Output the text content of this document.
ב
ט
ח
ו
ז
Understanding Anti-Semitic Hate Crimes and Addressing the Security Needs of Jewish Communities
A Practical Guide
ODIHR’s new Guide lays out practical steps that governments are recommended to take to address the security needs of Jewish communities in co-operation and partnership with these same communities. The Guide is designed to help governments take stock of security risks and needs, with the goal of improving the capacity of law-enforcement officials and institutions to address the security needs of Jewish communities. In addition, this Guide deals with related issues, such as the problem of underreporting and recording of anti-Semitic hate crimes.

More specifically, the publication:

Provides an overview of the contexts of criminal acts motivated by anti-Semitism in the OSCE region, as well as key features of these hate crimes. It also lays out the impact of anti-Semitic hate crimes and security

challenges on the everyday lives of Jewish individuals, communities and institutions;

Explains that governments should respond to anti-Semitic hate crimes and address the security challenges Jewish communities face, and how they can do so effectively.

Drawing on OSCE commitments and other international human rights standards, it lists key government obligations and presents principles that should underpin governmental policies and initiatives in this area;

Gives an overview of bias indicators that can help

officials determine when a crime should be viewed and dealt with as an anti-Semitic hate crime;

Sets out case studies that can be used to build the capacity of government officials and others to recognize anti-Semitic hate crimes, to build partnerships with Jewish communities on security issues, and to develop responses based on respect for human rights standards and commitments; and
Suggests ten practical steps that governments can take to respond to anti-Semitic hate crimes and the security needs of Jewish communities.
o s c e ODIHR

What you have to do »
Make an exact copy of all the data.

Worked answer »
Output the text content of this document.
ב
ט
ח
ו
ז
Understanding Anti-Semitic Hate Crimes and Addressing the Security Needs of Jewish Communities
A Practical Guide
ODIHR’s new Guide lays out practical steps that governments are recommended to take to address the security needs of Jewish communities in co-operation and partnership with these same communities. The Guide is designed to help governments take stock of security risks and needs, with the goal of improving the capacity of law-enforcement officials and institutions to address the security needs of Jewish communities. In addition, this Guide deals with related issues, such as the problem of underreporting and recording of anti-Semitic hate crimes.

More specifically, the publication:

Provides an overview of the contexts of criminal acts motivated by anti-Semitism in the OSCE region, as well as key features of these hate crimes. It also lays out the impact of anti-Semitic hate crimes and security

challenges on the everyday lives of Jewish individuals, communities and institutions;

Explains that governments should respond to anti-Semitic hate crimes and address the security challenges Jewish communities face, and how they can do so effectively.

Drawing on OSCE commitments and other international human rights standards, it lists key government obligations and presents principles that should underpin governmental policies and initiatives in this area;

Gives an overview of bias indicators that can help

officials determine when a crime should be viewed and dealt with as an anti-Semitic hate crime;

Sets out case studies that can be used to build the capacity of government officials and others to recognize anti-Semitic hate crimes, to build partnerships with Jewish communities on security issues, and to develop responses based on respect for human rights standards and commitments; and
Suggests ten practical steps that governments can take to respond to anti-Semitic hate crimes and the security needs of Jewish communities.
o s c e ODIHR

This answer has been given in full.